§ SHORT PROBLEM
The entries that follow should be written out exactly.
--- Start of INFORMATION SHOWN ---
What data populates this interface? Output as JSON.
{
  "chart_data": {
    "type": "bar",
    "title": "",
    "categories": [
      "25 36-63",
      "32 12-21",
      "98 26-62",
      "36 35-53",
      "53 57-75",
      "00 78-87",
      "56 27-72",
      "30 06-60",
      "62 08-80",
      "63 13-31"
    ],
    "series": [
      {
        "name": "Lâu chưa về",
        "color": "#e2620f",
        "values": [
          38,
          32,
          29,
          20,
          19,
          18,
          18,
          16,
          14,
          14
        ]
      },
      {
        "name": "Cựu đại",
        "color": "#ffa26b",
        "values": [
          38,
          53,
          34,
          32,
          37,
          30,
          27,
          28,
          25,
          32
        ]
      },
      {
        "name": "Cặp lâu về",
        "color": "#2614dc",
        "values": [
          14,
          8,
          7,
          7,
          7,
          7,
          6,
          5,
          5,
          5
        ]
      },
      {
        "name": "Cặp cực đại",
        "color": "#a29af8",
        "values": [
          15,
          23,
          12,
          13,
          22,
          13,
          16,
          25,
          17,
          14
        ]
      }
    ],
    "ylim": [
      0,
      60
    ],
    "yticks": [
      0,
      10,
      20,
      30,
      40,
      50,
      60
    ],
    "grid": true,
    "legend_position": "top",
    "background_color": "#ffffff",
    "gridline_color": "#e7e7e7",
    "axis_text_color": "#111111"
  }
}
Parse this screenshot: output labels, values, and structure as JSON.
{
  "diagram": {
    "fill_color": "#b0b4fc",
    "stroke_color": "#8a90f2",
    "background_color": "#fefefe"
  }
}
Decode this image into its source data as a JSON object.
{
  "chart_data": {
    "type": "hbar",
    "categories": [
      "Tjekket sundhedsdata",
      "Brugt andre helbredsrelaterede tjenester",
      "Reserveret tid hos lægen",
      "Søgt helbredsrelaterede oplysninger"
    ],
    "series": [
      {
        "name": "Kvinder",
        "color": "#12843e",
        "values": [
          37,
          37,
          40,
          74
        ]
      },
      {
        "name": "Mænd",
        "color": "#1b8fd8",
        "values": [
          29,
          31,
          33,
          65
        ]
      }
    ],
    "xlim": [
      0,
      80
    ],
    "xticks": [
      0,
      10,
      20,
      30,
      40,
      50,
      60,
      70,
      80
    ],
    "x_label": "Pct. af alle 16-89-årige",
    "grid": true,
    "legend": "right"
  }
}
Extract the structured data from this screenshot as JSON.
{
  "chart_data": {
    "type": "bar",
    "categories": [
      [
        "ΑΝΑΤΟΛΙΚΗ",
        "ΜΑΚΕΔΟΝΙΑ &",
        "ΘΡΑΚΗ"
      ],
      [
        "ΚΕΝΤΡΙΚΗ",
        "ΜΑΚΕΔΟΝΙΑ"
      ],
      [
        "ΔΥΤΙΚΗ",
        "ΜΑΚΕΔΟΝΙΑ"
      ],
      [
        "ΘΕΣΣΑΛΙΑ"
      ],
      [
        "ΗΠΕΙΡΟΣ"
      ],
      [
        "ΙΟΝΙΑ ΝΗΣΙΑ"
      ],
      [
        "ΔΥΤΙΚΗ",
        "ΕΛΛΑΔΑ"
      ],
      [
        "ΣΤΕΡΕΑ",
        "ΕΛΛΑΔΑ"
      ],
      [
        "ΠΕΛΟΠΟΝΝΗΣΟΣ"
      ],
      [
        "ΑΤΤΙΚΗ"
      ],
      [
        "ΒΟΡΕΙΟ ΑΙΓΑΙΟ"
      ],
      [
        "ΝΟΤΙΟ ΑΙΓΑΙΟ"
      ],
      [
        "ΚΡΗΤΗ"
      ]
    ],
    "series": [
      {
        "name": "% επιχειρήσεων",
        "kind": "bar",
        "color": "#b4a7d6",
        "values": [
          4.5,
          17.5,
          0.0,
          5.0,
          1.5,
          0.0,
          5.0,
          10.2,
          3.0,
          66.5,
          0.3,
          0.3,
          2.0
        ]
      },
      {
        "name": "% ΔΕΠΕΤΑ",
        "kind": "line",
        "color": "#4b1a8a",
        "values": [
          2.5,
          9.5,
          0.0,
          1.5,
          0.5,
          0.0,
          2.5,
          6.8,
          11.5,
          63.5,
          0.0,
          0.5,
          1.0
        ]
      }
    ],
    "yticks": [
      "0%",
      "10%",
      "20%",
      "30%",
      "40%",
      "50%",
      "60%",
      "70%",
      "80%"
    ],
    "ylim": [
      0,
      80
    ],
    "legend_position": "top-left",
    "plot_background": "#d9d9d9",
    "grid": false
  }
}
--- End of INFORMATION SHOWN ---
§ EXPECTED ANSWER
What data populates this interface? Output as JSON.
{
  "chart_data": {
    "type": "bar",
    "title": "",
    "categories": [
      "25 36-63",
      "32 12-21",
      "98 26-62",
      "36 35-53",
      "53 57-75",
      "00 78-87",
      "56 27-72",
      "30 06-60",
      "62 08-80",
      "63 13-31"
    ],
    "series": [
      {
        "name": "Lâu chưa về",
        "color": "#e2620f",
        "values": [
          38,
          32,
          29,
          20,
          19,
          18,
          18,
          16,
          14,
          14
        ]
      },
      {
        "name": "Cựu đại",
        "color": "#ffa26b",
        "values": [
          38,
          53,
          34,
          32,
          37,
          30,
          27,
          28,
          25,
          32
        ]
      },
      {
        "name": "Cặp lâu về",
        "color": "#2614dc",
        "values": [
          14,
          8,
          7,
          7,
          7,
          7,
          6,
          5,
          5,
          5
        ]
      },
      {
        "name": "Cặp cực đại",
        "color": "#a29af8",
        "values": [
          15,
          23,
          12,
          13,
          22,
          13,
          16,
          25,
          17,
          14
        ]
      }
    ],
    "ylim": [
      0,
      60
    ],
    "yticks": [
      0,
      10,
      20,
      30,
      40,
      50,
      60
    ],
    "grid": true,
    "legend_position": "top",
    "background_color": "#ffffff",
    "gridline_color": "#e7e7e7",
    "axis_text_color": "#111111"
  }
}
Parse this screenshot: output labels, values, and structure as JSON.
{
  "diagram": {
    "fill_color": "#b0b4fc",
    "stroke_color": "#8a90f2",
    "background_color": "#fefefe"
  }
}
Decode this image into its source data as a JSON object.
{
  "chart_data": {
    "type": "hbar",
    "categories": [
      "Tjekket sundhedsdata",
      "Brugt andre helbredsrelaterede tjenester",
      "Reserveret tid hos lægen",
      "Søgt helbredsrelaterede oplysninger"
    ],
    "series": [
      {
        "name": "Kvinder",
        "color": "#12843e",
        "values": [
          37,
          37,
          40,
          74
        ]
      },
      {
        "name": "Mænd",
        "color": "#1b8fd8",
        "values": [
          29,
          31,
          33,
          65
        ]
      }
    ],
    "xlim": [
      0,
      80
    ],
    "xticks": [
      0,
      10,
      20,
      30,
      40,
      50,
      60,
      70,
      80
    ],
    "x_label": "Pct. af alle 16-89-årige",
    "grid": true,
    "legend": "right"
  }
}
Extract the structured data from this screenshot as JSON.
{
  "chart_data": {
    "type": "bar",
    "categories": [
      [
        "ΑΝΑΤΟΛΙΚΗ",
        "ΜΑΚΕΔΟΝΙΑ &",
        "ΘΡΑΚΗ"
      ],
      [
        "ΚΕΝΤΡΙΚΗ",
        "ΜΑΚΕΔΟΝΙΑ"
      ],
      [
        "ΔΥΤΙΚΗ",
        "ΜΑΚΕΔΟΝΙΑ"
      ],
      [
        "ΘΕΣΣΑΛΙΑ"
      ],
      [
        "ΗΠΕΙΡΟΣ"
      ],
      [
        "ΙΟΝΙΑ ΝΗΣΙΑ"
      ],
      [
        "ΔΥΤΙΚΗ",
        "ΕΛΛΑΔΑ"
      ],
      [
        "ΣΤΕΡΕΑ",
        "ΕΛΛΑΔΑ"
      ],
      [
        "ΠΕΛΟΠΟΝΝΗΣΟΣ"
      ],
      [
        "ΑΤΤΙΚΗ"
      ],
      [
        "ΒΟΡΕΙΟ ΑΙΓΑΙΟ"
      ],
      [
        "ΝΟΤΙΟ ΑΙΓΑΙΟ"
      ],
      [
        "ΚΡΗΤΗ"
      ]
    ],
    "series": [
      {
        "name": "% επιχειρήσεων",
        "kind": "bar",
        "color": "#b4a7d6",
        "values": [
          4.5,
          17.5,
          0.0,
          5.0,
          1.5,
          0.0,
          5.0,
          10.2,
          3.0,
          66.5,
          0.3,
          0.3,
          2.0
        ]
      },
      {
        "name": "% ΔΕΠΕΤΑ",
        "kind": "line",
        "color": "#4b1a8a",
        "values": [
          2.5,
          9.5,
          0.0,
          1.5,
          0.5,
          0.0,
          2.5,
          6.8,
          11.5,
          63.5,
          0.0,
          0.5,
          1.0
        ]
      }
    ],
    "yticks": [
      "0%",
      "10%",
      "20%",
      "30%",
      "40%",
      "50%",
      "60%",
      "70%",
      "80%"
    ],
    "ylim": [
      0,
      80
    ],
    "legend_position": "top-left",
    "plot_background": "#d9d9d9",
    "grid": false
  }
}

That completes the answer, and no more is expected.